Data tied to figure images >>
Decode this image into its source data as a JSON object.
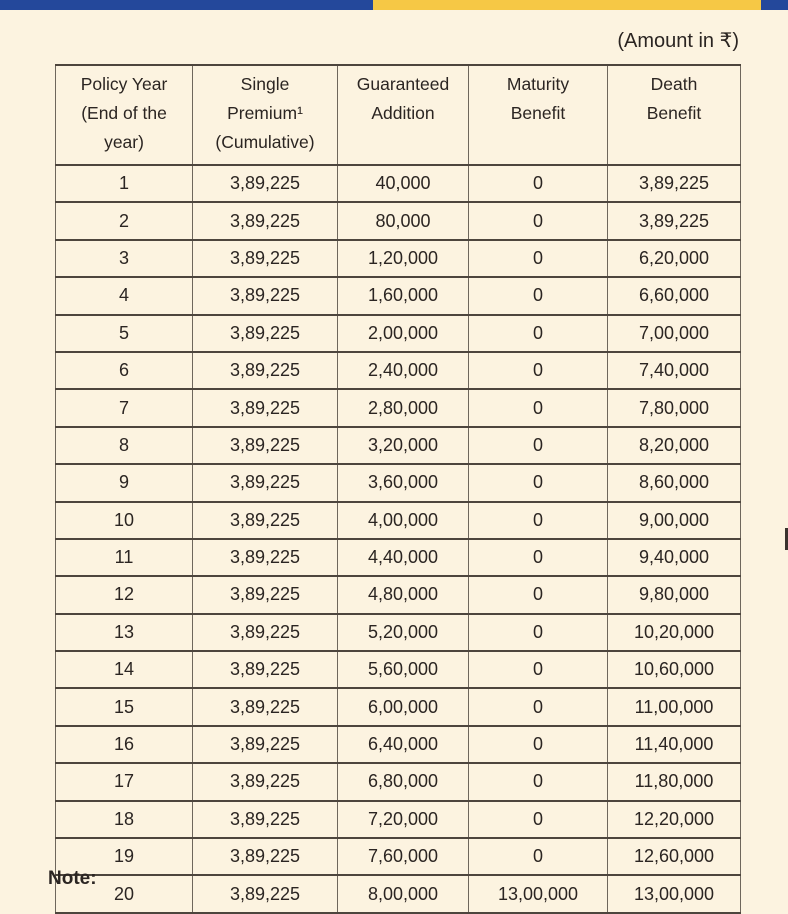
{
  "meta": {
    "amount_label": "(Amount in ₹)",
    "note_label": "Note:"
  },
  "colors": {
    "bar_blue": "#24489b",
    "bar_yellow": "#f6c845",
    "page_background": "#fcf3e0",
    "text": "#2b2522",
    "table_border": "#4d453d"
  },
  "table": {
    "headers": [
      {
        "lines": [
          "Policy Year",
          "(End of the",
          "year)"
        ]
      },
      {
        "lines": [
          "Single",
          "Premium¹",
          "(Cumulative)"
        ]
      },
      {
        "lines": [
          "Guaranteed",
          "Addition"
        ]
      },
      {
        "lines": [
          "Maturity",
          "Benefit"
        ]
      },
      {
        "lines": [
          "Death",
          "Benefit"
        ]
      }
    ],
    "rows": [
      [
        "1",
        "3,89,225",
        "40,000",
        "0",
        "3,89,225"
      ],
      [
        "2",
        "3,89,225",
        "80,000",
        "0",
        "3,89,225"
      ],
      [
        "3",
        "3,89,225",
        "1,20,000",
        "0",
        "6,20,000"
      ],
      [
        "4",
        "3,89,225",
        "1,60,000",
        "0",
        "6,60,000"
      ],
      [
        "5",
        "3,89,225",
        "2,00,000",
        "0",
        "7,00,000"
      ],
      [
        "6",
        "3,89,225",
        "2,40,000",
        "0",
        "7,40,000"
      ],
      [
        "7",
        "3,89,225",
        "2,80,000",
        "0",
        "7,80,000"
      ],
      [
        "8",
        "3,89,225",
        "3,20,000",
        "0",
        "8,20,000"
      ],
      [
        "9",
        "3,89,225",
        "3,60,000",
        "0",
        "8,60,000"
      ],
      [
        "10",
        "3,89,225",
        "4,00,000",
        "0",
        "9,00,000"
      ],
      [
        "11",
        "3,89,225",
        "4,40,000",
        "0",
        "9,40,000"
      ],
      [
        "12",
        "3,89,225",
        "4,80,000",
        "0",
        "9,80,000"
      ],
      [
        "13",
        "3,89,225",
        "5,20,000",
        "0",
        "10,20,000"
      ],
      [
        "14",
        "3,89,225",
        "5,60,000",
        "0",
        "10,60,000"
      ],
      [
        "15",
        "3,89,225",
        "6,00,000",
        "0",
        "11,00,000"
      ],
      [
        "16",
        "3,89,225",
        "6,40,000",
        "0",
        "11,40,000"
      ],
      [
        "17",
        "3,89,225",
        "6,80,000",
        "0",
        "11,80,000"
      ],
      [
        "18",
        "3,89,225",
        "7,20,000",
        "0",
        "12,20,000"
      ],
      [
        "19",
        "3,89,225",
        "7,60,000",
        "0",
        "12,60,000"
      ],
      [
        "20",
        "3,89,225",
        "8,00,000",
        "13,00,000",
        "13,00,000"
      ]
    ]
  }
}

EXERCISE DIRECTIONS >>
Pictures are not part of the copy; reproduce everything else in the records exactly.

RESPONSE TO THE EXERCISE >>
Decode this image into its source data as a JSON object.
{
  "meta": {
    "amount_label": "(Amount in ₹)",
    "note_label": "Note:"
  },
  "colors": {
    "bar_blue": "#24489b",
    "bar_yellow": "#f6c845",
    "page_background": "#fcf3e0",
    "text": "#2b2522",
    "table_border": "#4d453d"
  },
  "table": {
    "headers": [
      {
        "lines": [
          "Policy Year",
          "(End of the",
          "year)"
        ]
      },
      {
        "lines": [
          "Single",
          "Premium¹",
          "(Cumulative)"
        ]
      },
      {
        "lines": [
          "Guaranteed",
          "Addition"
        ]
      },
      {
        "lines": [
          "Maturity",
          "Benefit"
        ]
      },
      {
        "lines": [
          "Death",
          "Benefit"
        ]
      }
    ],
    "rows": [
      [
        "1",
        "3,89,225",
        "40,000",
        "0",
        "3,89,225"
      ],
      [
        "2",
        "3,89,225",
        "80,000",
        "0",
        "3,89,225"
      ],
      [
        "3",
        "3,89,225",
        "1,20,000",
        "0",
        "6,20,000"
      ],
      [
        "4",
        "3,89,225",
        "1,60,000",
        "0",
        "6,60,000"
      ],
      [
        "5",
        "3,89,225",
        "2,00,000",
        "0",
        "7,00,000"
      ],
      [
        "6",
        "3,89,225",
        "2,40,000",
        "0",
        "7,40,000"
      ],
      [
        "7",
        "3,89,225",
        "2,80,000",
        "0",
        "7,80,000"
      ],
      [
        "8",
        "3,89,225",
        "3,20,000",
        "0",
        "8,20,000"
      ],
      [
        "9",
        "3,89,225",
        "3,60,000",
        "0",
        "8,60,000"
      ],
      [
        "10",
        "3,89,225",
        "4,00,000",
        "0",
        "9,00,000"
      ],
      [
        "11",
        "3,89,225",
        "4,40,000",
        "0",
        "9,40,000"
      ],
      [
        "12",
        "3,89,225",
        "4,80,000",
        "0",
        "9,80,000"
      ],
      [
        "13",
        "3,89,225",
        "5,20,000",
        "0",
        "10,20,000"
      ],
      [
        "14",
        "3,89,225",
        "5,60,000",
        "0",
        "10,60,000"
      ],
      [
        "15",
        "3,89,225",
        "6,00,000",
        "0",
        "11,00,000"
      ],
      [
        "16",
        "3,89,225",
        "6,40,000",
        "0",
        "11,40,000"
      ],
      [
        "17",
        "3,89,225",
        "6,80,000",
        "0",
        "11,80,000"
      ],
      [
        "18",
        "3,89,225",
        "7,20,000",
        "0",
        "12,20,000"
      ],
      [
        "19",
        "3,89,225",
        "7,60,000",
        "0",
        "12,60,000"
      ],
      [
        "20",
        "3,89,225",
        "8,00,000",
        "13,00,000",
        "13,00,000"
      ]
    ]
  }
}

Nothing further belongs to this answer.